*Task inputs:*
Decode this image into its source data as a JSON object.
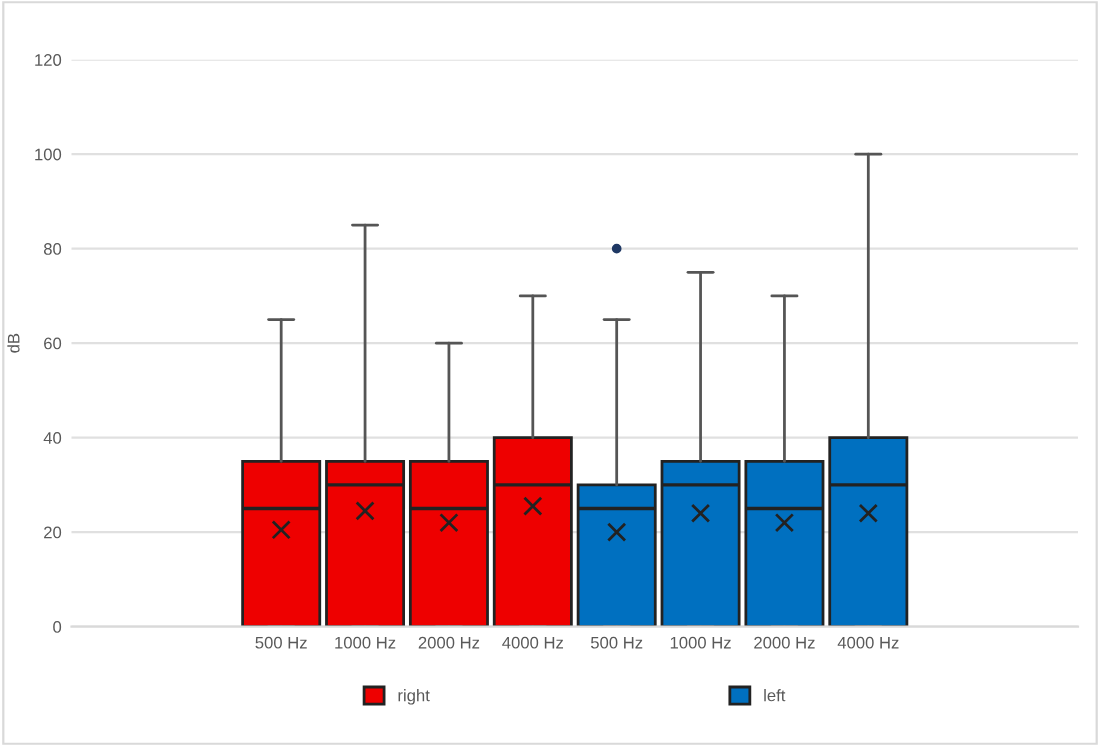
{
  "chart_data": {
    "type": "box",
    "ylabel": "dB",
    "categories": [
      null,
      null,
      "500 Hz",
      "1000 Hz",
      "2000 Hz",
      "4000 Hz",
      "500 Hz",
      "1000 Hz",
      "2000 Hz",
      "4000 Hz",
      null,
      null
    ],
    "series": [
      {
        "name": "right",
        "color": "#ee0000",
        "boxes": [
          null,
          null,
          {
            "low": 0,
            "q1": 0,
            "median": 25,
            "q3": 35,
            "high": 65,
            "mean": 20.5
          },
          {
            "low": 0,
            "q1": 0,
            "median": 30,
            "q3": 35,
            "high": 85,
            "mean": 24.5
          },
          {
            "low": 0,
            "q1": 0,
            "median": 25,
            "q3": 35,
            "high": 60,
            "mean": 22
          },
          {
            "low": 0,
            "q1": 0,
            "median": 30,
            "q3": 40,
            "high": 70,
            "mean": 25.5
          },
          null,
          null,
          null,
          null,
          null,
          null
        ]
      },
      {
        "name": "left",
        "color": "#0070c0",
        "boxes": [
          null,
          null,
          null,
          null,
          null,
          null,
          {
            "low": 0,
            "q1": 0,
            "median": 25,
            "q3": 30,
            "high": 65,
            "mean": 20,
            "outliers": [
              80
            ]
          },
          {
            "low": 0,
            "q1": 0,
            "median": 30,
            "q3": 35,
            "high": 75,
            "mean": 24
          },
          {
            "low": 0,
            "q1": 0,
            "median": 25,
            "q3": 35,
            "high": 70,
            "mean": 22
          },
          {
            "low": 0,
            "q1": 0,
            "median": 30,
            "q3": 40,
            "high": 100,
            "mean": 24
          },
          null,
          null
        ]
      }
    ],
    "ylim": [
      0,
      120
    ],
    "yticks": [
      0,
      20,
      40,
      60,
      80,
      100,
      120
    ],
    "grid": "y",
    "legend": "bottom"
  }
}
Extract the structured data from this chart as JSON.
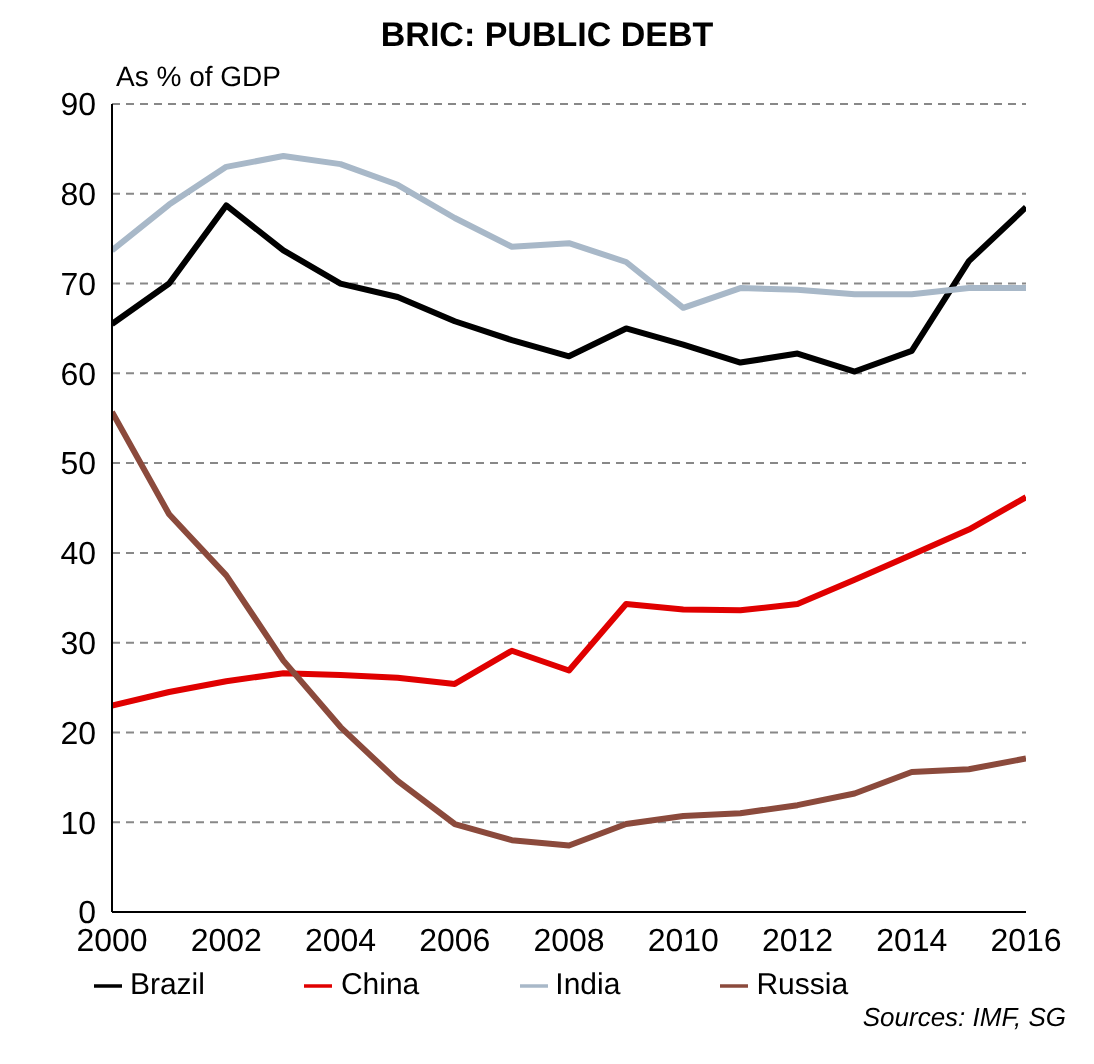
{
  "chart_data": {
    "type": "line",
    "title": "BRIC: PUBLIC DEBT",
    "ylabel": "As % of GDP",
    "annotations": [
      "Sources: IMF, SG"
    ],
    "x": [
      2000,
      2001,
      2002,
      2003,
      2004,
      2005,
      2006,
      2007,
      2008,
      2009,
      2010,
      2011,
      2012,
      2013,
      2014,
      2015,
      2016
    ],
    "series": [
      {
        "name": "Brazil",
        "color": "#000000",
        "values": [
          65.5,
          70,
          78.7,
          73.7,
          70,
          68.5,
          65.8,
          63.7,
          61.9,
          65,
          63.2,
          61.2,
          62.2,
          60.2,
          62.5,
          72.5,
          78.5
        ]
      },
      {
        "name": "China",
        "color": "#e00000",
        "values": [
          23,
          24.5,
          25.7,
          26.6,
          26.4,
          26.1,
          25.4,
          29.1,
          26.9,
          34.3,
          33.7,
          33.6,
          34.3,
          37,
          39.8,
          42.6,
          46.2
        ]
      },
      {
        "name": "India",
        "color": "#a8b8c8",
        "values": [
          73.7,
          78.8,
          83,
          84.2,
          83.3,
          81,
          77.3,
          74.1,
          74.5,
          72.4,
          67.3,
          69.5,
          69.3,
          68.8,
          68.8,
          69.5,
          69.5
        ]
      },
      {
        "name": "Russia",
        "color": "#8b4a3c",
        "values": [
          55.7,
          44.3,
          37.5,
          28,
          20.6,
          14.6,
          9.8,
          8,
          7.4,
          9.8,
          10.7,
          11,
          11.9,
          13.2,
          15.6,
          15.9,
          17.1
        ]
      }
    ],
    "xlim": [
      2000,
      2016
    ],
    "xticks": [
      2000,
      2002,
      2004,
      2006,
      2008,
      2010,
      2012,
      2014,
      2016
    ],
    "ylim": [
      0,
      90
    ],
    "yticks": [
      0,
      10,
      20,
      30,
      40,
      50,
      60,
      70,
      80,
      90
    ],
    "grid": "y",
    "legend": "bottom",
    "marker": "none",
    "line_style": "solid"
  }
}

*Exercise requirements:* Copy all the lines above that hold the string "name".

*Completed task:*
        "name": "right",
        "name": "left",
        "name": "Brazil",
        "name": "China",
        "name": "India",
        "name": "Russia",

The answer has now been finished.